## Begin

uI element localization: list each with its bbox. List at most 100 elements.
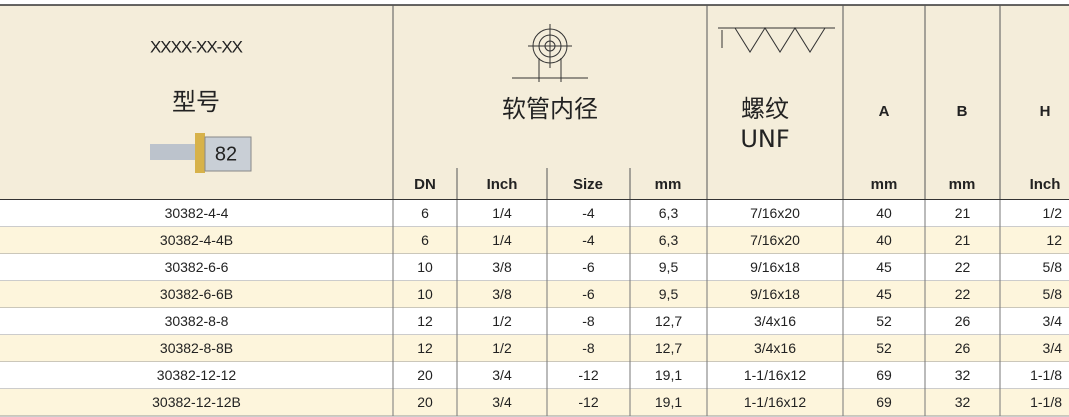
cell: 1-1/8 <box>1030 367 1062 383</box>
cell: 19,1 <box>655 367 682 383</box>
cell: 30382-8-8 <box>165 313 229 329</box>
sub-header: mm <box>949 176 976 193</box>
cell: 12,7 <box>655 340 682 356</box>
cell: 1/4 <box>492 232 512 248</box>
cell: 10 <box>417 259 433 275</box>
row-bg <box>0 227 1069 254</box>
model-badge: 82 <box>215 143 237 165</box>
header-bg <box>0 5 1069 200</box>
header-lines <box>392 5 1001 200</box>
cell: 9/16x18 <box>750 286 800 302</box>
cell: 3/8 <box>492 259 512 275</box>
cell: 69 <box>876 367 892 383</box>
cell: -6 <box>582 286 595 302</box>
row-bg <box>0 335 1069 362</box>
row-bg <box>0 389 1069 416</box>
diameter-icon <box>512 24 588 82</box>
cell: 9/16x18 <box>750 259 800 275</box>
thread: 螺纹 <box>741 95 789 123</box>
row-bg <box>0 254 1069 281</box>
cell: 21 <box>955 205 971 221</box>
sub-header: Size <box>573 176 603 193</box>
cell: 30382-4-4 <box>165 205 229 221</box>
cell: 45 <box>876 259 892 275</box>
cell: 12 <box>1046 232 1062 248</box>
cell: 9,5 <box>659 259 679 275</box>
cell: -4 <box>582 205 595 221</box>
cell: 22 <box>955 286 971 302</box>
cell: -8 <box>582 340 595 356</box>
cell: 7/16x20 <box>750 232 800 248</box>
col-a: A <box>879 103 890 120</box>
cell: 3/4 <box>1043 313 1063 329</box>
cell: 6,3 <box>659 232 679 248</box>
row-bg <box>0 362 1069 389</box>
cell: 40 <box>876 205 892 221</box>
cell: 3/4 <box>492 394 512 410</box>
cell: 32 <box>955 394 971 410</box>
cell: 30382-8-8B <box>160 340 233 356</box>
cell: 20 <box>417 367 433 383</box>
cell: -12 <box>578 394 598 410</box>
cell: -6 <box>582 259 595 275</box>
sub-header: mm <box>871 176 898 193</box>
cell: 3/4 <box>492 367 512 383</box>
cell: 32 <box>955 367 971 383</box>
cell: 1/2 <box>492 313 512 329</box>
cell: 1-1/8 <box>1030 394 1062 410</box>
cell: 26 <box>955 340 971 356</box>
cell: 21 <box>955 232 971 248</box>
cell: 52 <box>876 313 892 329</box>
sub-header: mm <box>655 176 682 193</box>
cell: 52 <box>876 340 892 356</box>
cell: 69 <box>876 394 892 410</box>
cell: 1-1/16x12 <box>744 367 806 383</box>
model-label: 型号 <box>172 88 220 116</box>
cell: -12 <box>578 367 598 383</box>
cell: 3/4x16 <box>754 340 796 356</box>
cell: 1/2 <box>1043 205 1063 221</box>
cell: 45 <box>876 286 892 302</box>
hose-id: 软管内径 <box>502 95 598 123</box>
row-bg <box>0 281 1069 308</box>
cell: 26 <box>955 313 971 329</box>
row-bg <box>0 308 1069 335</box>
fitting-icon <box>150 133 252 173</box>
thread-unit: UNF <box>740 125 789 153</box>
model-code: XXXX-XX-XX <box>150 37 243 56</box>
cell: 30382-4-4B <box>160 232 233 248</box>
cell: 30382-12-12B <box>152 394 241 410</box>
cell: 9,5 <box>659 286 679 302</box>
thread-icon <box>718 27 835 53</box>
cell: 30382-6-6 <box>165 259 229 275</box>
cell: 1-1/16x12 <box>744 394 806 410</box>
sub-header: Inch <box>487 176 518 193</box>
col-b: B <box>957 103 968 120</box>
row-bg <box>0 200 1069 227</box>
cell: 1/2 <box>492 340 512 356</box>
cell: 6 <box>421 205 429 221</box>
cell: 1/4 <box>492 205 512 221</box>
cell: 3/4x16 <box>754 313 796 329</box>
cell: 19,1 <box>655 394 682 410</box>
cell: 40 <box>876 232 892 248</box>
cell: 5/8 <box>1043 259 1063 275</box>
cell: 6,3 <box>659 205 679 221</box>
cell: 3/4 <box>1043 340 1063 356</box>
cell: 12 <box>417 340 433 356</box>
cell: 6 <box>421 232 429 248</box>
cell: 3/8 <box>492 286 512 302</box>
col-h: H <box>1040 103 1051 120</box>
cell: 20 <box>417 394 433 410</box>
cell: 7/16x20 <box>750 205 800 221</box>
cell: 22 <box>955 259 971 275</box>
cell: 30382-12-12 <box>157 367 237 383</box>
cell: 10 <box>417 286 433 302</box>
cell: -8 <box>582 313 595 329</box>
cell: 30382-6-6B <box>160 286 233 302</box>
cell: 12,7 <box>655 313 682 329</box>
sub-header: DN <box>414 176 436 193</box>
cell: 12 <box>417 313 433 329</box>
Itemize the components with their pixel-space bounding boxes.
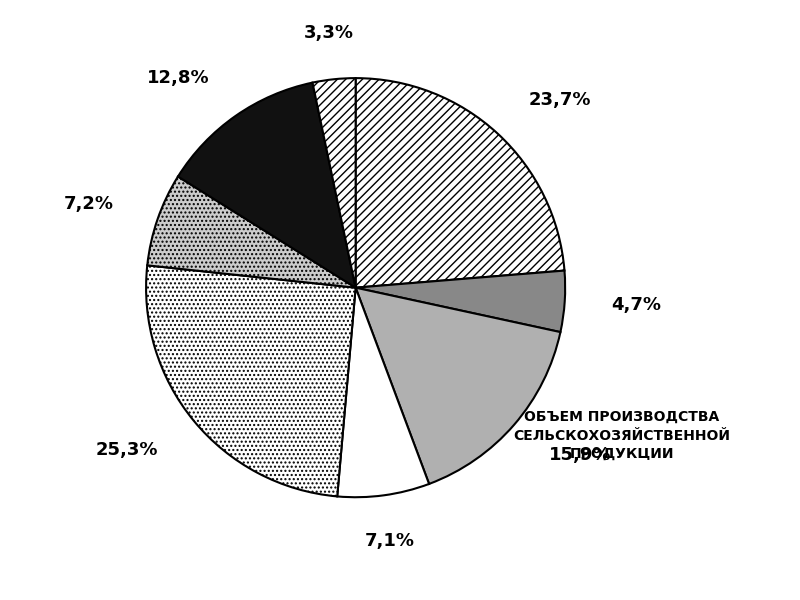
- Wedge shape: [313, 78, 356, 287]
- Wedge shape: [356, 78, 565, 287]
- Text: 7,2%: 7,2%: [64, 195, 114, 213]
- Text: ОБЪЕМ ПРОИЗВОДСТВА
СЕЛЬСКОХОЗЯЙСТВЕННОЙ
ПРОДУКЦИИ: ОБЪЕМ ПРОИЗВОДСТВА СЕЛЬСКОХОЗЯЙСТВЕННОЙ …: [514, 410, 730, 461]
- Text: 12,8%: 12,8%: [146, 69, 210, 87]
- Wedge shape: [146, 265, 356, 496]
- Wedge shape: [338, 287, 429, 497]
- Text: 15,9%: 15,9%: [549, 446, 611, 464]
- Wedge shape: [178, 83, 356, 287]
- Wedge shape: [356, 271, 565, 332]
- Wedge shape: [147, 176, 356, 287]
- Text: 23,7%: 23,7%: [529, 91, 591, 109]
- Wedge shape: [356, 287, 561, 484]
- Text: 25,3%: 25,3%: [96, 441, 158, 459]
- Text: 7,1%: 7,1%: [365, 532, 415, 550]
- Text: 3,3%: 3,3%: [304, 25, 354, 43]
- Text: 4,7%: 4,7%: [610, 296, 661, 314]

## End

Required task >> Copy out the lines of the records verbatim, starting at the line that contains "- Wedge shape: [313, 78, 356, 287]" and ending at the last line of the records, both included.

Answer to the exercise >>
- Wedge shape: [313, 78, 356, 287]
- Wedge shape: [356, 78, 565, 287]
- Text: 7,2%: 7,2%: [64, 195, 114, 213]
- Text: ОБЪЕМ ПРОИЗВОДСТВА
СЕЛЬСКОХОЗЯЙСТВЕННОЙ
ПРОДУКЦИИ: ОБЪЕМ ПРОИЗВОДСТВА СЕЛЬСКОХОЗЯЙСТВЕННОЙ …: [514, 410, 730, 461]
- Text: 12,8%: 12,8%: [146, 69, 210, 87]
- Wedge shape: [146, 265, 356, 496]
- Wedge shape: [338, 287, 429, 497]
- Text: 15,9%: 15,9%: [549, 446, 611, 464]
- Wedge shape: [178, 83, 356, 287]
- Wedge shape: [356, 271, 565, 332]
- Wedge shape: [147, 176, 356, 287]
- Text: 23,7%: 23,7%: [529, 91, 591, 109]
- Wedge shape: [356, 287, 561, 484]
- Text: 25,3%: 25,3%: [96, 441, 158, 459]
- Text: 7,1%: 7,1%: [365, 532, 415, 550]
- Text: 3,3%: 3,3%: [304, 25, 354, 43]
- Text: 4,7%: 4,7%: [610, 296, 661, 314]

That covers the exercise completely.